START Supplied text

The world is changing for business leaders. So says OfficeTeam, a business that advises other businesses on leadership. To be successful in the future, OfficeTeam predicts, you will have to listen to your employees, share your feelings with them, and keep your mind open to all kinds of ideas, even bad ones. These are today’s new “soft” leadership skills.

By 2005, the consultancy projects, they will completely replace the older, harder skills of planning, persuasion, and discipline. OfficeTeam says: “The future office environment won’t allow for command-and-control focused management style. Employees want to contribute to decisions and offer creative solutions.”

When I hear stuff like that, it makes me wonder: Are these people serious? Do the guys at OfficeTeam believe what they say? Or are they just saying whatever they think sounds good? Are they professional consultants? Academics? Or people who have business experience? I wonder, because this kind of thinking completely contradicts my own experience.

From what I’ve seen, most employees want leadership. And leadership to them means that someone else solves the problems and tells them what to do about them. People like to feel important. And being useful to a business can make them feel that way (if they are properly praised). But employees don’t have to “contribute to decisions” or “offer creative solutions” to be useful. Quite the opposite is true.

Most of your employees would probably prefer to leave the problems and decisions to you. You are earning the big bucks, so, yes, you should do the hard thinking — but not always by yourself. You can (and should) get advice from people who have knowledge you don’t. But in most cases, they will not be your employees.

END Supplied text

- Exercise instructions:
A - In the leadership text, by what year does OfficeTeam project that the new "soft" skills will completely replace the older ones?
B - For each statement, say whether the leadership text agrees with it, and quote the exact words that decide it.
(i) OfficeTeam predicts that leaders will need to keep their minds open even to bad ideas.
(ii) The writer's own experience supports OfficeTeam's thinking.
(iii) The writer says the people who give a leader advice will usually be that leader's employees.
C - Write the next part of the leadership text, starting after its last sentence.
You won't need the records for any of this work.

START Extracted records

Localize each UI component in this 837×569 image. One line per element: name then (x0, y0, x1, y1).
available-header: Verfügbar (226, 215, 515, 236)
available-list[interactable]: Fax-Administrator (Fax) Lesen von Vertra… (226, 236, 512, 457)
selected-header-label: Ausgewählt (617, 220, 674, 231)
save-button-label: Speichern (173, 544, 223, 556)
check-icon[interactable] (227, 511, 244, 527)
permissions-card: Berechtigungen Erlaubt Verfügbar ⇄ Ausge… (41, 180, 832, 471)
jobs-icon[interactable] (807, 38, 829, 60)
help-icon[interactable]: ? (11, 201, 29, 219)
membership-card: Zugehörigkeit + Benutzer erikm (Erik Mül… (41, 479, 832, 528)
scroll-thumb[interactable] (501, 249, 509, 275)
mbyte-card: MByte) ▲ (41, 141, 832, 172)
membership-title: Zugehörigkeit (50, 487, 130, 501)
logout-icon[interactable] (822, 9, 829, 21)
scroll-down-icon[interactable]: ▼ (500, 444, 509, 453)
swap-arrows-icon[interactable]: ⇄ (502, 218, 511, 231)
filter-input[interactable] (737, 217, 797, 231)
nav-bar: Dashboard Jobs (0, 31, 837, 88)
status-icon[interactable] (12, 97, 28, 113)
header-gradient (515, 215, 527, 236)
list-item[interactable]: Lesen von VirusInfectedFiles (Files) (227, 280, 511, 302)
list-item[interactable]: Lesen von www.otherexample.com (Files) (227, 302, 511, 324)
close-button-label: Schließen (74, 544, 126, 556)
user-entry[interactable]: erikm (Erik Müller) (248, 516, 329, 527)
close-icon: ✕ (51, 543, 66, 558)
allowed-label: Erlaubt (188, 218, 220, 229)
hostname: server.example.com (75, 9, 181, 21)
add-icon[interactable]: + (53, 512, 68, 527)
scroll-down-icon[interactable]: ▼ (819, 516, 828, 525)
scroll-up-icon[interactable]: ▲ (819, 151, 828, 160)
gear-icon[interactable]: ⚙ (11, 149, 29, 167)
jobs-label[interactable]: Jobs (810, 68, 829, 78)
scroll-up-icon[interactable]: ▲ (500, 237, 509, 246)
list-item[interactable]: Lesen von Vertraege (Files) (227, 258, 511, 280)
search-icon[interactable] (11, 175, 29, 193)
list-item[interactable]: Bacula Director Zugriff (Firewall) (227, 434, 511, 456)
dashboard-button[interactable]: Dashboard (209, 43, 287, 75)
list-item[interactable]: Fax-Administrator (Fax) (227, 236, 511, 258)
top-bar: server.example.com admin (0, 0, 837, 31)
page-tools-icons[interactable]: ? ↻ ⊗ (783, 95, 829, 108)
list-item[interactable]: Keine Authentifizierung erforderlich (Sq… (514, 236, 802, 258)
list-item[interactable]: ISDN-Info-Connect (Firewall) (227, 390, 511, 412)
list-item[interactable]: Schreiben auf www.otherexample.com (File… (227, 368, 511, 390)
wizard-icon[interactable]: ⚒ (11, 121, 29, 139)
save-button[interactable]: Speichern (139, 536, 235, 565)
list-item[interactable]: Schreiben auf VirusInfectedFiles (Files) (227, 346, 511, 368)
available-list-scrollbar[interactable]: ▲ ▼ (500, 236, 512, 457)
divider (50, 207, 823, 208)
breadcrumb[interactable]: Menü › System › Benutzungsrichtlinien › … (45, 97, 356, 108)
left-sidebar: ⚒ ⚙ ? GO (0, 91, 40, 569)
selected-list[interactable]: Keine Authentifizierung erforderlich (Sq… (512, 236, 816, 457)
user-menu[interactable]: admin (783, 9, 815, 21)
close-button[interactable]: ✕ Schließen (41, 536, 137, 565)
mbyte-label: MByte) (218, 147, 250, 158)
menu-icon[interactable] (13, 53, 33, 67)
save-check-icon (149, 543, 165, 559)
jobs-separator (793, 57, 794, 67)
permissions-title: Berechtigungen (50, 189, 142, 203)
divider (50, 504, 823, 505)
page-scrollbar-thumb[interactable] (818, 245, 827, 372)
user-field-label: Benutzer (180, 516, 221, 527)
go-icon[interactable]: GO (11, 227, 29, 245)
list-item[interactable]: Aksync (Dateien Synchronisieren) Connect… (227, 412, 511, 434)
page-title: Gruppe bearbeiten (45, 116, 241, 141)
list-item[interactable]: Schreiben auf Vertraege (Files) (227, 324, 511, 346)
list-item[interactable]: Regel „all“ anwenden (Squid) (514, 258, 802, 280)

END Extracted records

- Exercise answers:
A - By 2005.

B -
(i) Yes: "keep your mind open to all kinds of ideas, even bad ones."
(ii) No: "this kind of thinking completely contradicts my own experience."
(iii) No: "But in most cases, they will not be your employees."

C -
Here’s something else OfficeTeam says: “Skilled employees will have many career options in 2005. They’ll choose opportunities in which their ideas are heard.” Really? My money’s on a weaker economy in 2005 than what we have today. And today’s economy sucks for employees — even most skilled ones. But that apart, the idea that skilled employees are actively looking for employers who will listen to their ideas is simply not true. Some of them are — but most of them aren’t.

My biggest client, AGP, is a company where just about any employee can do just about anything he wants. AGP’s main competitor, PP, is just the opposite. It runs a very “old-fashioned,” centralized, hierarchical type of business. Each company tends to attract different kinds of employees. But PP clearly is the better-run business, and I have no reason to believe that its employees are any less happy than those of AGP.

Finally, OfficeTeam says that, when it comes to setting goals, “allowing participation is more important than sharing your vision.” That is just silly. Utterly silly. It’s so silly, in fact, that I’m quite sure OfficeTeam must be pulling my leg. A leader can delegate a great deal of responsibility if he surrounds himself with good people, but the one thing he can never delegate — unless he wants to cease being a leader — is the job of establishing goals and creating a vision.

Dreaming about what your business can accomplish — how far it can go and how great it can be — is your most important job. If you are a leader, now or in 2005 or whenever, you must spend much of your spare time doing just that. Yes, you can ask questions. Yes, you can seek advice. But when it comes down to deciding where you want to go and what you want to achieve, you’ve got to do it yourself.